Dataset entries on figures
********

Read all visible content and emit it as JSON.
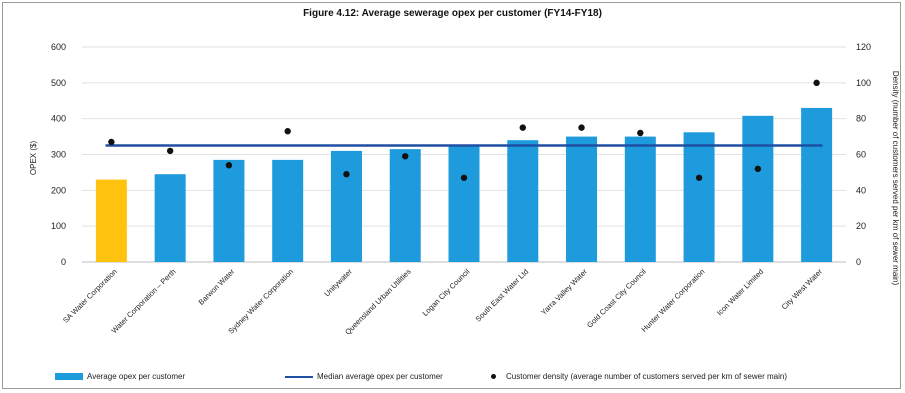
{
  "chart_data": {
    "type": "bar",
    "title": "Figure 4.12: Average sewerage opex per customer  (FY14-FY18)",
    "ylabel": "OPEX ($)",
    "y2label": "Density (number of customers served per km of sewer main)",
    "ylim": [
      0,
      600
    ],
    "y2lim": [
      0,
      120
    ],
    "yticks": [
      "0",
      "100",
      "200",
      "300",
      "400",
      "500",
      "600"
    ],
    "y2ticks": [
      "0",
      "20",
      "40",
      "60",
      "80",
      "100",
      "120"
    ],
    "grid": true,
    "legend_position": "bottom",
    "categories": [
      "SA Water Corporation",
      "Water Corporation – Perth",
      "Barwon Water",
      "Sydney Water Corporation",
      "Unitywater",
      "Queensland Urban Utilities",
      "Logan City Council",
      "South East Water Ltd",
      "Yarra Valley Water",
      "Gold Coast City Council",
      "Hunter Water Corporation",
      "Icon Water Limited",
      "City West Water"
    ],
    "series": [
      {
        "name": "Average opex per customer",
        "kind": "bar",
        "axis": "left",
        "values": [
          230,
          245,
          285,
          285,
          310,
          315,
          325,
          340,
          350,
          350,
          362,
          408,
          430
        ],
        "colors": [
          "#FFC20E",
          "#1E9BDD",
          "#1E9BDD",
          "#1E9BDD",
          "#1E9BDD",
          "#1E9BDD",
          "#1E9BDD",
          "#1E9BDD",
          "#1E9BDD",
          "#1E9BDD",
          "#1E9BDD",
          "#1E9BDD",
          "#1E9BDD"
        ]
      },
      {
        "name": "Median average opex per customer",
        "kind": "line",
        "axis": "left",
        "value": 325,
        "color": "#1F4FA3"
      },
      {
        "name": "Customer density (average number of customers served per km of sewer main)",
        "kind": "scatter",
        "axis": "right",
        "values": [
          67,
          62,
          54,
          73,
          49,
          59,
          47,
          75,
          75,
          72,
          47,
          52,
          100
        ],
        "color": "#111111"
      }
    ]
  },
  "legend": {
    "bar_label": "Average opex per customer",
    "line_label": "Median average opex per customer",
    "dot_label": "Customer density (average number of customers served per km of sewer main)"
  }
}
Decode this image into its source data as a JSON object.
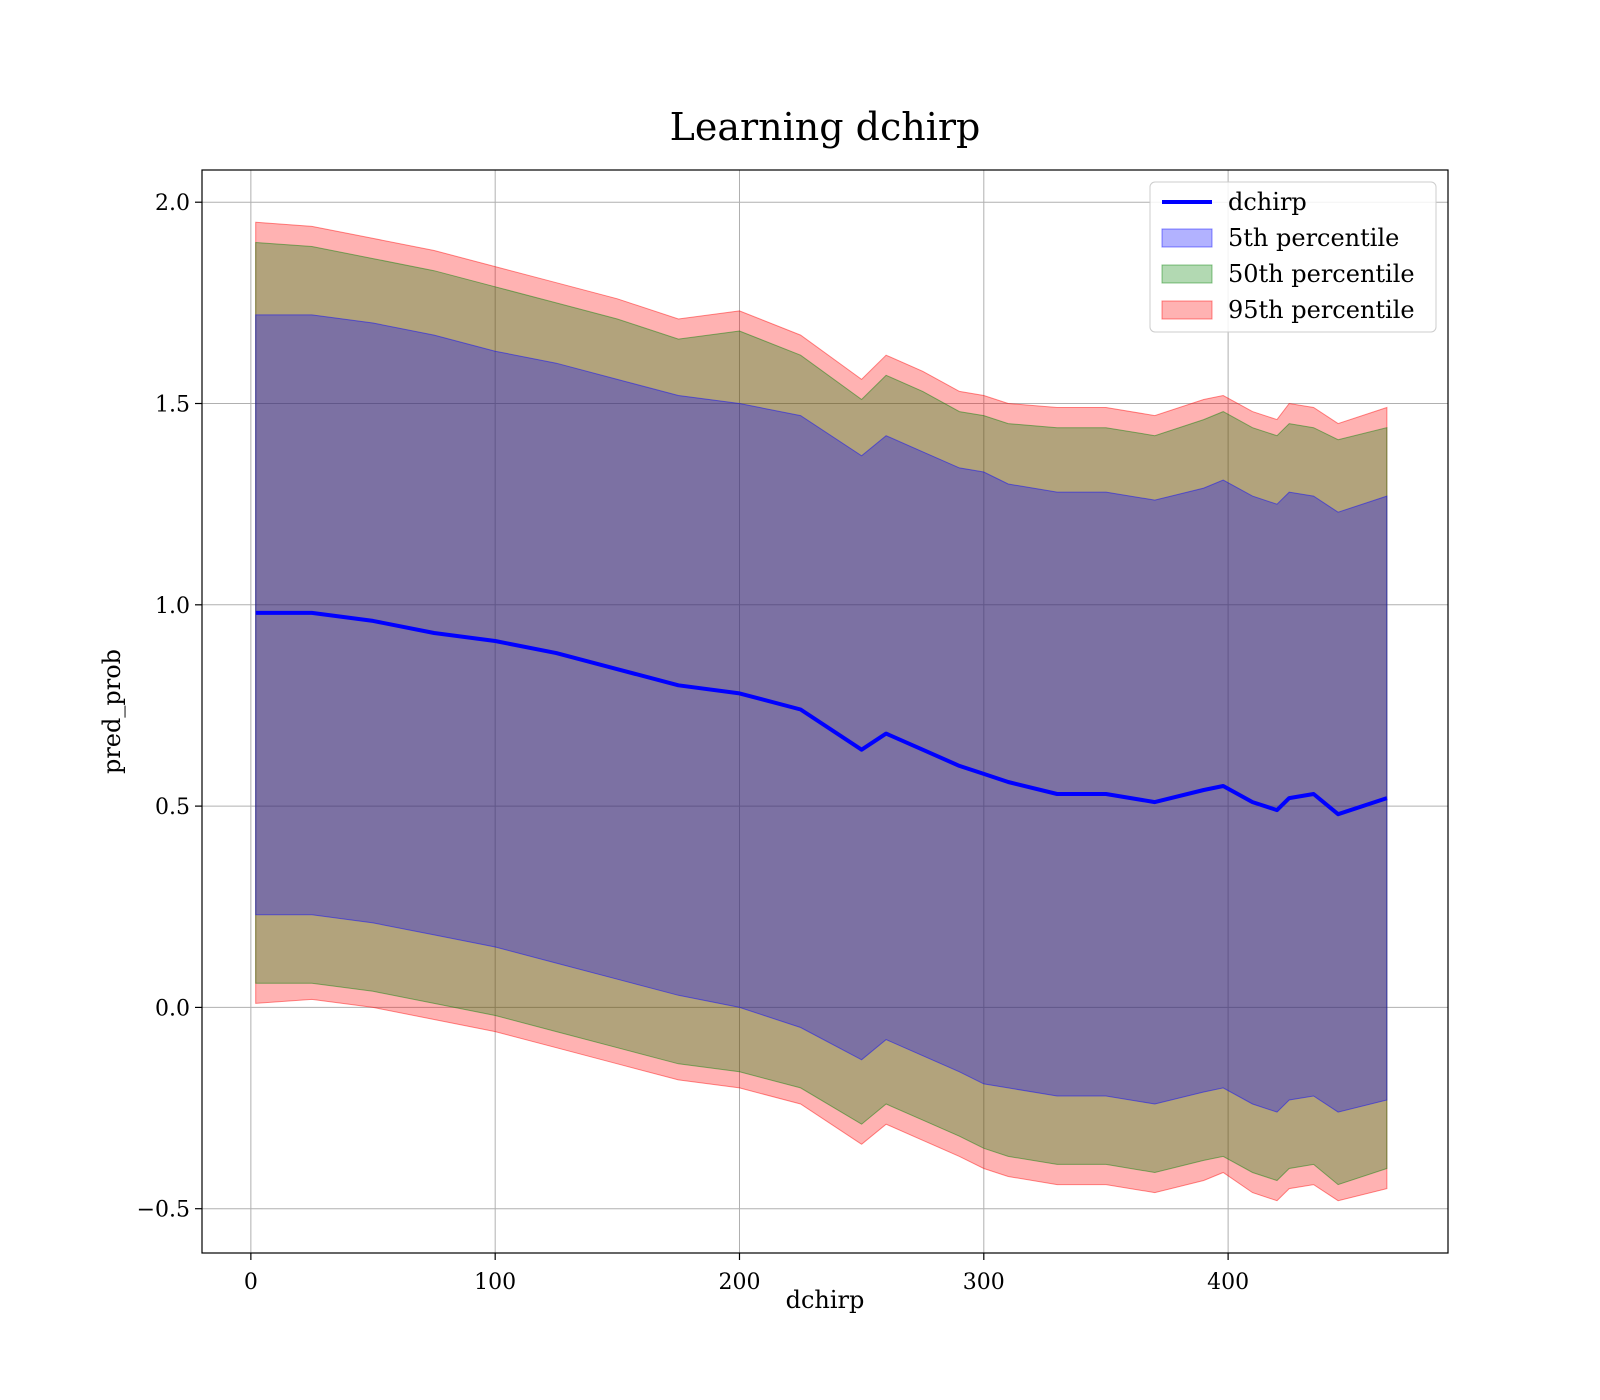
{
  "chart_data": {
    "type": "area",
    "title": "Learning dchirp",
    "xlabel": "dchirp",
    "ylabel": "pred_prob",
    "xlim": [
      -20,
      490
    ],
    "ylim": [
      -0.61,
      2.08
    ],
    "xticks": [
      0,
      100,
      200,
      300,
      400
    ],
    "yticks": [
      -0.5,
      0.0,
      0.5,
      1.0,
      1.5,
      2.0
    ],
    "xtick_labels": [
      "0",
      "100",
      "200",
      "300",
      "400"
    ],
    "ytick_labels": [
      "−0.5",
      "0.0",
      "0.5",
      "1.0",
      "1.5",
      "2.0"
    ],
    "grid": true,
    "legend_position": "top-right",
    "x": [
      2,
      25,
      50,
      75,
      100,
      125,
      150,
      175,
      200,
      225,
      250,
      260,
      275,
      290,
      300,
      310,
      330,
      350,
      370,
      390,
      398,
      410,
      420,
      425,
      435,
      445,
      465
    ],
    "line": {
      "name": "dchirp",
      "color": "#0000ff",
      "values": [
        0.98,
        0.98,
        0.96,
        0.93,
        0.91,
        0.88,
        0.84,
        0.8,
        0.78,
        0.74,
        0.64,
        0.68,
        0.64,
        0.6,
        0.58,
        0.56,
        0.53,
        0.53,
        0.51,
        0.54,
        0.55,
        0.51,
        0.49,
        0.52,
        0.53,
        0.48,
        0.52
      ]
    },
    "bands": [
      {
        "name": "95th percentile",
        "color": "#ff0000",
        "opacity": 0.3,
        "upper": [
          1.95,
          1.94,
          1.91,
          1.88,
          1.84,
          1.8,
          1.76,
          1.71,
          1.73,
          1.67,
          1.56,
          1.62,
          1.58,
          1.53,
          1.52,
          1.5,
          1.49,
          1.49,
          1.47,
          1.51,
          1.52,
          1.48,
          1.46,
          1.5,
          1.49,
          1.45,
          1.49
        ],
        "lower": [
          0.01,
          0.02,
          0.0,
          -0.03,
          -0.06,
          -0.1,
          -0.14,
          -0.18,
          -0.2,
          -0.24,
          -0.34,
          -0.29,
          -0.33,
          -0.37,
          -0.4,
          -0.42,
          -0.44,
          -0.44,
          -0.46,
          -0.43,
          -0.41,
          -0.46,
          -0.48,
          -0.45,
          -0.44,
          -0.48,
          -0.45
        ]
      },
      {
        "name": "50th percentile",
        "color": "#008000",
        "opacity": 0.3,
        "upper": [
          1.9,
          1.89,
          1.86,
          1.83,
          1.79,
          1.75,
          1.71,
          1.66,
          1.68,
          1.62,
          1.51,
          1.57,
          1.53,
          1.48,
          1.47,
          1.45,
          1.44,
          1.44,
          1.42,
          1.46,
          1.48,
          1.44,
          1.42,
          1.45,
          1.44,
          1.41,
          1.44
        ],
        "lower": [
          0.06,
          0.06,
          0.04,
          0.01,
          -0.02,
          -0.06,
          -0.1,
          -0.14,
          -0.16,
          -0.2,
          -0.29,
          -0.24,
          -0.28,
          -0.32,
          -0.35,
          -0.37,
          -0.39,
          -0.39,
          -0.41,
          -0.38,
          -0.37,
          -0.41,
          -0.43,
          -0.4,
          -0.39,
          -0.44,
          -0.4
        ]
      },
      {
        "name": "5th percentile",
        "color": "#0000ff",
        "opacity": 0.3,
        "upper": [
          1.72,
          1.72,
          1.7,
          1.67,
          1.63,
          1.6,
          1.56,
          1.52,
          1.5,
          1.47,
          1.37,
          1.42,
          1.38,
          1.34,
          1.33,
          1.3,
          1.28,
          1.28,
          1.26,
          1.29,
          1.31,
          1.27,
          1.25,
          1.28,
          1.27,
          1.23,
          1.27
        ],
        "lower": [
          0.23,
          0.23,
          0.21,
          0.18,
          0.15,
          0.11,
          0.07,
          0.03,
          0.0,
          -0.05,
          -0.13,
          -0.08,
          -0.12,
          -0.16,
          -0.19,
          -0.2,
          -0.22,
          -0.22,
          -0.24,
          -0.21,
          -0.2,
          -0.24,
          -0.26,
          -0.23,
          -0.22,
          -0.26,
          -0.23
        ]
      }
    ],
    "legend": [
      {
        "label": "dchirp",
        "kind": "line",
        "color": "#0000ff"
      },
      {
        "label": "5th percentile",
        "kind": "patch",
        "color": "#0000ff"
      },
      {
        "label": "50th percentile",
        "kind": "patch",
        "color": "#008000"
      },
      {
        "label": "95th percentile",
        "kind": "patch",
        "color": "#ff0000"
      }
    ]
  }
}
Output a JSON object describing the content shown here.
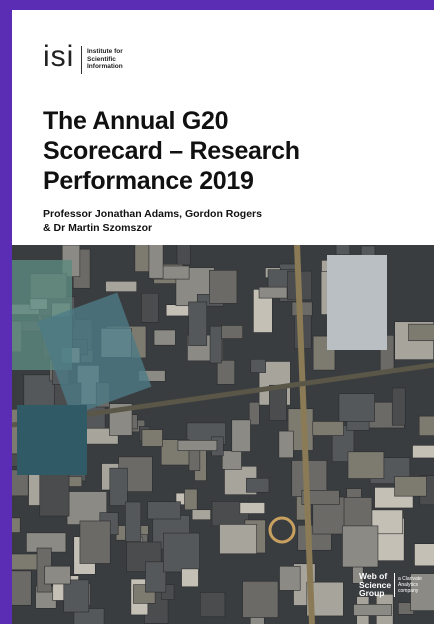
{
  "logo": {
    "mark": "isi",
    "lines": [
      "Institute for",
      "Scientific",
      "Information"
    ]
  },
  "title": [
    "The Annual G20",
    "Scorecard – Research",
    "Performance 2019"
  ],
  "authors": [
    "Professor Jonathan Adams, Gordon Rogers",
    "& Dr Martin Szomszor"
  ],
  "footer": {
    "brand": [
      "Web of",
      "Science",
      "Group"
    ],
    "tagline": [
      "a Clarivate",
      "Analytics",
      "company"
    ]
  }
}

********

__WHAT IS NEEDED__: Exactly the lines from the line with "Output a JSON" through the last line of the listing, both included, should be extracted, and the pictures left behind.

__TASK SOLUTION__:
Output a JSON object describing the content shown here.
{
  "logo": {
    "mark": "isi",
    "lines": [
      "Institute for",
      "Scientific",
      "Information"
    ]
  },
  "title": [
    "The Annual G20",
    "Scorecard – Research",
    "Performance 2019"
  ],
  "authors": [
    "Professor Jonathan Adams, Gordon Rogers",
    "& Dr Martin Szomszor"
  ],
  "footer": {
    "brand": [
      "Web of",
      "Science",
      "Group"
    ],
    "tagline": [
      "a Clarivate",
      "Analytics",
      "company"
    ]
  }
}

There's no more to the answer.